GIVEN ENTRIES =>
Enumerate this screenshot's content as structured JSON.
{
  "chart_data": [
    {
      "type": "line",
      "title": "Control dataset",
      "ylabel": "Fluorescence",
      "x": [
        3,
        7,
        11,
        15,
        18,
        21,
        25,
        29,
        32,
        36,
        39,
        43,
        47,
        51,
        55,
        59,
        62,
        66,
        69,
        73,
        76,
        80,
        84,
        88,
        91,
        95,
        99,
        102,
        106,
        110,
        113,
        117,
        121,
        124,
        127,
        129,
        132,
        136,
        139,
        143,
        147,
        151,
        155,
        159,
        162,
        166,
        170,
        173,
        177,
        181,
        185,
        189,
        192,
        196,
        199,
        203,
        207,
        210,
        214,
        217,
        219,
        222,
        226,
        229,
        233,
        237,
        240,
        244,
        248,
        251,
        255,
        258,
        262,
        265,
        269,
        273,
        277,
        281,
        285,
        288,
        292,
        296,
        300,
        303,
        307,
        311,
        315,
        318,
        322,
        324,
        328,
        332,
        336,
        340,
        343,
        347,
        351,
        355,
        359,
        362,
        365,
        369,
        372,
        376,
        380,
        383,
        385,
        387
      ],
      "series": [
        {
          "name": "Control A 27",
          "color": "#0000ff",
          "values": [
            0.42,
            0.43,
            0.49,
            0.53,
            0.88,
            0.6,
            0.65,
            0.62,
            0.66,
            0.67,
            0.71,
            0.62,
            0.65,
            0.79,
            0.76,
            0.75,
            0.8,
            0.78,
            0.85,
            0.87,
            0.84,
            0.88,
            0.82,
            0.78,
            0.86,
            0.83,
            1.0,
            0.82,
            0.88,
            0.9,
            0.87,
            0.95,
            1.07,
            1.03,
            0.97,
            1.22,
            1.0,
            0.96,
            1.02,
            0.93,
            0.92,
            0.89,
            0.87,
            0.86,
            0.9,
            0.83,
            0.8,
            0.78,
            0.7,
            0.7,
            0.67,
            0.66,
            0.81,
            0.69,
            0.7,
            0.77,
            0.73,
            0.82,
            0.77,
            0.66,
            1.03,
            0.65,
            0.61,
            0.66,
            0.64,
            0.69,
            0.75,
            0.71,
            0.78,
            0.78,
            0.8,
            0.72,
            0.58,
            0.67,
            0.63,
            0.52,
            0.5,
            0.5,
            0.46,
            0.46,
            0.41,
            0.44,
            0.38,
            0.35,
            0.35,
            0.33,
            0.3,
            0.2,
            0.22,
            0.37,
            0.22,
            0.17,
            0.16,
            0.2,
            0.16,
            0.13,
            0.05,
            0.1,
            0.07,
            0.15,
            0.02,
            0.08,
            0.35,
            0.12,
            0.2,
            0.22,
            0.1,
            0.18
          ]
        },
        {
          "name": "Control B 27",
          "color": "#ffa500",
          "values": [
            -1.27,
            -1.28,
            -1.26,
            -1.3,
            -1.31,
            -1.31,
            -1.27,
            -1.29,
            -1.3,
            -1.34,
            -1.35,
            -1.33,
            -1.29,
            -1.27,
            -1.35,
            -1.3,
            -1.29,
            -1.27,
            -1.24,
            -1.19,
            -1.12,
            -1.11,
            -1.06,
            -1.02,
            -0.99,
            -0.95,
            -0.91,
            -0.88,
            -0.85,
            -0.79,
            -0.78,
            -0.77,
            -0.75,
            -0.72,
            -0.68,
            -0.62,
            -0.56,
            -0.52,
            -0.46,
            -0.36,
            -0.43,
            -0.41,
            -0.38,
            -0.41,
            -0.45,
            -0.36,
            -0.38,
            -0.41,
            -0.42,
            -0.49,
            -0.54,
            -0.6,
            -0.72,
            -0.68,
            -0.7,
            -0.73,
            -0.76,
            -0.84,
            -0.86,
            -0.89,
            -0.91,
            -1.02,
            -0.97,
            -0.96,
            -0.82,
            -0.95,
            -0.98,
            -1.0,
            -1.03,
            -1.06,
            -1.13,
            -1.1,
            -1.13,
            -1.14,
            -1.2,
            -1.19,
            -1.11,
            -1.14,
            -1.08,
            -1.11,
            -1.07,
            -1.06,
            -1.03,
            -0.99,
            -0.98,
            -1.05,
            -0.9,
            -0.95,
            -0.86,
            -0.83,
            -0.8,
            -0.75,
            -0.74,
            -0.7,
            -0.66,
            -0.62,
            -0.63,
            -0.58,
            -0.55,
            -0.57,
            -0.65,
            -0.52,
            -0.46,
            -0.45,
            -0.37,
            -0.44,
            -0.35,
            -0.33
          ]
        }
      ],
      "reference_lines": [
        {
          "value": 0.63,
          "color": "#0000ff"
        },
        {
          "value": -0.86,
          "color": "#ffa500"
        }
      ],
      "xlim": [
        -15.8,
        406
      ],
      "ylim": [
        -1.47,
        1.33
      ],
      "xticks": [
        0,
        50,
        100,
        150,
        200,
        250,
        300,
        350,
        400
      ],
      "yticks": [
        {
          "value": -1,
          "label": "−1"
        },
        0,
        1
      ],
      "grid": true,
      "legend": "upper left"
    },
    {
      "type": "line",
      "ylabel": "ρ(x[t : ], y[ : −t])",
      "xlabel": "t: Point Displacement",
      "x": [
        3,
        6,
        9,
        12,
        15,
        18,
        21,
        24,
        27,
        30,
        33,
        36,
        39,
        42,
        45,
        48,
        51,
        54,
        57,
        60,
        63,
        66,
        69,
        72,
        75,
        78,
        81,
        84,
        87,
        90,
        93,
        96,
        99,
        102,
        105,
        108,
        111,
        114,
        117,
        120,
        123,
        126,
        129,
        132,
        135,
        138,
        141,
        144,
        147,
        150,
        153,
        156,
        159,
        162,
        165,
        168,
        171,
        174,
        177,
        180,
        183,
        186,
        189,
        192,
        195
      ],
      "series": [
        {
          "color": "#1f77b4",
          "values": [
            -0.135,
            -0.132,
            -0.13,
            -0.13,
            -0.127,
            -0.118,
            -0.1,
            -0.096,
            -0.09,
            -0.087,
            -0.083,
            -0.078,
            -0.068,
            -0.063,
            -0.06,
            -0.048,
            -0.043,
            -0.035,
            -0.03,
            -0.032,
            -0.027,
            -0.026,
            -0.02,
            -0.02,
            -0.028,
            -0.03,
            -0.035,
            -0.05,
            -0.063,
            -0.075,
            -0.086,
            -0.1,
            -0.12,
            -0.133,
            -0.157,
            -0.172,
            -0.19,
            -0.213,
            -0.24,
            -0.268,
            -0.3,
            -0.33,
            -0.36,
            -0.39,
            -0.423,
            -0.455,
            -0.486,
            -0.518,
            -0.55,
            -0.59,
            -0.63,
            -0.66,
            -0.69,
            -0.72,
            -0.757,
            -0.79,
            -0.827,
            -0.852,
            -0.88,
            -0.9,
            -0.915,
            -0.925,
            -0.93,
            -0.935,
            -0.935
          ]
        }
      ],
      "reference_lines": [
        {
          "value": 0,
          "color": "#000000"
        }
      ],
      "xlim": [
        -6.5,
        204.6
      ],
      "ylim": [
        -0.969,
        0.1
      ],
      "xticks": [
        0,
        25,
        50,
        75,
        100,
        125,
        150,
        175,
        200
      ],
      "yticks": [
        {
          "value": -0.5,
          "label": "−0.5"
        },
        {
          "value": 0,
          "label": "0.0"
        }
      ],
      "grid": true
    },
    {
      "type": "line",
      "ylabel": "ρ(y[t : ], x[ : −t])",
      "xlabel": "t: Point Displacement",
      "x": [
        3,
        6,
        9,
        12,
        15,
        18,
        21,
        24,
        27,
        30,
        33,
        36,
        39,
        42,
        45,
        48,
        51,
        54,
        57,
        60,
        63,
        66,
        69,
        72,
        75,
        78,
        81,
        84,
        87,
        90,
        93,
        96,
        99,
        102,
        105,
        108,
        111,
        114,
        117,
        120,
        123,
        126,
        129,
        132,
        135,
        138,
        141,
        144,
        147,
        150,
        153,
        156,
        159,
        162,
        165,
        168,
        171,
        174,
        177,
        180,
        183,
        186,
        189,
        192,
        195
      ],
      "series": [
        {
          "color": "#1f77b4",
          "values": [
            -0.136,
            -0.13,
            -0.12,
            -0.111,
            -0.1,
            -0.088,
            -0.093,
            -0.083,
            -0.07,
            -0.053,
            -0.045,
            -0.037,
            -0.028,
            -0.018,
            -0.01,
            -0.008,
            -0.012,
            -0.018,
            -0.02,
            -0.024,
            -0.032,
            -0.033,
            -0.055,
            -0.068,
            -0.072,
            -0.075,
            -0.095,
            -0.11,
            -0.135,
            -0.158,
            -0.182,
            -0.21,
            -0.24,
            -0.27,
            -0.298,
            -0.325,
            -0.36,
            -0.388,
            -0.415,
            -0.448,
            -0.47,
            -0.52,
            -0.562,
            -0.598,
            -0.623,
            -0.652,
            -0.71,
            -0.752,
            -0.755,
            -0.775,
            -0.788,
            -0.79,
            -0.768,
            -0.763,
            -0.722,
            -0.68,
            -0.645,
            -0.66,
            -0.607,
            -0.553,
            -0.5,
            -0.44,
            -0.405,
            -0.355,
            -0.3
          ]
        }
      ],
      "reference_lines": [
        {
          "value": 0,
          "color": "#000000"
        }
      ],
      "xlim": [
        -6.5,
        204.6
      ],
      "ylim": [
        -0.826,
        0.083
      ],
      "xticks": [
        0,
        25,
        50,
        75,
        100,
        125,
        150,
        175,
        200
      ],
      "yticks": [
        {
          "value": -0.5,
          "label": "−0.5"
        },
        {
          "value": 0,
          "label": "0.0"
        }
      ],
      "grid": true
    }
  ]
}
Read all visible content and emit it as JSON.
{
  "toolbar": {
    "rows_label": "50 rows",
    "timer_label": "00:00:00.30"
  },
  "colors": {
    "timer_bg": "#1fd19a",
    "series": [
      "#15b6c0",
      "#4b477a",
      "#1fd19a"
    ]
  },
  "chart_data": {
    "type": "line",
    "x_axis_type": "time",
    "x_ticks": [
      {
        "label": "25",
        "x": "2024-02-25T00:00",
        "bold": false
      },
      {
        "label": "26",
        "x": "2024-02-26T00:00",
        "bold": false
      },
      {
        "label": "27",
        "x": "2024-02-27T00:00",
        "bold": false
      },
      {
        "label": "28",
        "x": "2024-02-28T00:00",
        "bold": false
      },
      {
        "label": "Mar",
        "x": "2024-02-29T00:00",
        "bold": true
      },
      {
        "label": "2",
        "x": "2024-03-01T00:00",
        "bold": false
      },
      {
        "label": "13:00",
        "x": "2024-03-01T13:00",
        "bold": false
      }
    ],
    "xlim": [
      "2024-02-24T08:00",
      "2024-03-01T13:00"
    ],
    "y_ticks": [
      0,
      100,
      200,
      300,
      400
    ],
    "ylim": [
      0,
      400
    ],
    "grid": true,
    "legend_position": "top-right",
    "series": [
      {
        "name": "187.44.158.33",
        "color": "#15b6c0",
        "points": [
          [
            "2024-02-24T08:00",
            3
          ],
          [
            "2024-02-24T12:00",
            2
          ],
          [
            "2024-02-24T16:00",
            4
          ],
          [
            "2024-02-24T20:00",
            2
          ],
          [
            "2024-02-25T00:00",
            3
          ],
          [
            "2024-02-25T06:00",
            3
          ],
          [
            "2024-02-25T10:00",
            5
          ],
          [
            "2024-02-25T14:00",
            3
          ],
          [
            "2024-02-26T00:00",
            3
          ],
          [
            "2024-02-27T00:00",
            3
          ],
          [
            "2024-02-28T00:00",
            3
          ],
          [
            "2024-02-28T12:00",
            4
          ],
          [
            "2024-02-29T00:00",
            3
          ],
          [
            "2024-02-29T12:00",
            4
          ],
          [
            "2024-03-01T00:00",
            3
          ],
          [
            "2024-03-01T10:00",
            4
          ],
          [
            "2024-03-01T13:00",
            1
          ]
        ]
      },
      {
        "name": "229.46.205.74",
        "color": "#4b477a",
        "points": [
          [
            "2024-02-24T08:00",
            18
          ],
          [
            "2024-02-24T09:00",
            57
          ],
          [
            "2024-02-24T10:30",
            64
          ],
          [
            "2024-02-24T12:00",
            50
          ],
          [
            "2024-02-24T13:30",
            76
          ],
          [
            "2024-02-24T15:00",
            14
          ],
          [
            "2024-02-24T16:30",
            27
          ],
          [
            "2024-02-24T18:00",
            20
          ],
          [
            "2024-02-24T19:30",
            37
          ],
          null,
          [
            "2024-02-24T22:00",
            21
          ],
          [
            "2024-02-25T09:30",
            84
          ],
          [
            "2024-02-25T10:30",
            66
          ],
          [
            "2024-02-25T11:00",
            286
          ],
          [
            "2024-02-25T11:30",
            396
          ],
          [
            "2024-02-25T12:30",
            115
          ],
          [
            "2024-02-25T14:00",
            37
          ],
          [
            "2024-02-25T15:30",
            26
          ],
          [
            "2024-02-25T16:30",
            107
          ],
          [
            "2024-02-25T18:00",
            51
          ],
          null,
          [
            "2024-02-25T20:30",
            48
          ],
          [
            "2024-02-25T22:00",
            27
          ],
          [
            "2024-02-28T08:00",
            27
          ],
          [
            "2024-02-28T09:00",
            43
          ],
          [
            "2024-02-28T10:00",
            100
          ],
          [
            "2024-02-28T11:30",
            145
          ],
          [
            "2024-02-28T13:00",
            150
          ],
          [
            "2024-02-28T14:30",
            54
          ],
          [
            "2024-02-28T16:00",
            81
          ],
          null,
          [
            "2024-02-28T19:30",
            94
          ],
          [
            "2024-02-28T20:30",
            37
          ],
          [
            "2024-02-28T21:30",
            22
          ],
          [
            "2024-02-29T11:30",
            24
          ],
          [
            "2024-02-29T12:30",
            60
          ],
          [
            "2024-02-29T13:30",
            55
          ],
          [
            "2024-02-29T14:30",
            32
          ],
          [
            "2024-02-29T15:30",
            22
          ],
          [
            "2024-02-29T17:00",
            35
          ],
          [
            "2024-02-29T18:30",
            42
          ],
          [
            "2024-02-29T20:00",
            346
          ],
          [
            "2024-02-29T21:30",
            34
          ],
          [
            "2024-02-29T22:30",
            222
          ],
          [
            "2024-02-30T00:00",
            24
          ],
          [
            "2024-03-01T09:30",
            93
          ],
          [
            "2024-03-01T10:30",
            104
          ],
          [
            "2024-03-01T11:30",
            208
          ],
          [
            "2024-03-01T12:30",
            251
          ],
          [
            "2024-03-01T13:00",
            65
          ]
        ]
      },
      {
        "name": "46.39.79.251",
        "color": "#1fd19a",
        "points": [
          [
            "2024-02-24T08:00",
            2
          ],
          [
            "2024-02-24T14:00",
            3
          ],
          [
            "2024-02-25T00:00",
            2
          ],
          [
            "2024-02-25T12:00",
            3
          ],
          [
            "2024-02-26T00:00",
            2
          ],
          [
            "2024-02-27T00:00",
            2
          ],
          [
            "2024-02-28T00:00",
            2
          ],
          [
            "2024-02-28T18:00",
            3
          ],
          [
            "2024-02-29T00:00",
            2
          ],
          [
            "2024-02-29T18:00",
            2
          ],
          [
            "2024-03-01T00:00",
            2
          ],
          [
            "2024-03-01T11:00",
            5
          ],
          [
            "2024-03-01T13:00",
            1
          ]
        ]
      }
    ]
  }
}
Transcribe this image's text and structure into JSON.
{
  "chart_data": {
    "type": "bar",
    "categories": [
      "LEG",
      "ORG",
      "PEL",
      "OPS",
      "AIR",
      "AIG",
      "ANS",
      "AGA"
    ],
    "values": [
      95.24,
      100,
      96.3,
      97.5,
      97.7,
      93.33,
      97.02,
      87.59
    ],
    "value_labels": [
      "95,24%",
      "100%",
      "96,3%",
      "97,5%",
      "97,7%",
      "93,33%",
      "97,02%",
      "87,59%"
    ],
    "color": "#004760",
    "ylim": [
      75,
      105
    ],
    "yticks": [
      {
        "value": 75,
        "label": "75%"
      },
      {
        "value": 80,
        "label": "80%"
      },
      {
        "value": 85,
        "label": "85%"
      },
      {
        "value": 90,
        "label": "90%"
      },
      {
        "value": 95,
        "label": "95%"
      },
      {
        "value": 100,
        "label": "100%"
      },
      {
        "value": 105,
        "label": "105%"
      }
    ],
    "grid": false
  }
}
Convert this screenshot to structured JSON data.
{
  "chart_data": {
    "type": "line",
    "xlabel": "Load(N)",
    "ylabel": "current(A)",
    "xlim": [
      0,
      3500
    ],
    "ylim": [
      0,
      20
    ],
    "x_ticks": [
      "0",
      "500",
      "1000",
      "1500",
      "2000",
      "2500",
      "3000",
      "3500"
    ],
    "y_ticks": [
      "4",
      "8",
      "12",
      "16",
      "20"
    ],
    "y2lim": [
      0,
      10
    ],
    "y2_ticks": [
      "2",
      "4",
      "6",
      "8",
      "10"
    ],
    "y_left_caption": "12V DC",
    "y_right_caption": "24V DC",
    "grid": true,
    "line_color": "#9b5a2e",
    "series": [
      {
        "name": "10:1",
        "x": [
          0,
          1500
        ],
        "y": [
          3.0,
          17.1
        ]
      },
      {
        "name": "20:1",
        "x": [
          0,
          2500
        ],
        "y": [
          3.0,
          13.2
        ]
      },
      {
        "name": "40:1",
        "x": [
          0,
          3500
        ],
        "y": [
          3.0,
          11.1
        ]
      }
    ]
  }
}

DIRECTIONS FOR THIS TASK => From the entries above, copy every line that holds the word "content".

TASK SOLUTION =>
Enumerate this screenshot's content as structured JSON.
Read all visible content and emit it as JSON.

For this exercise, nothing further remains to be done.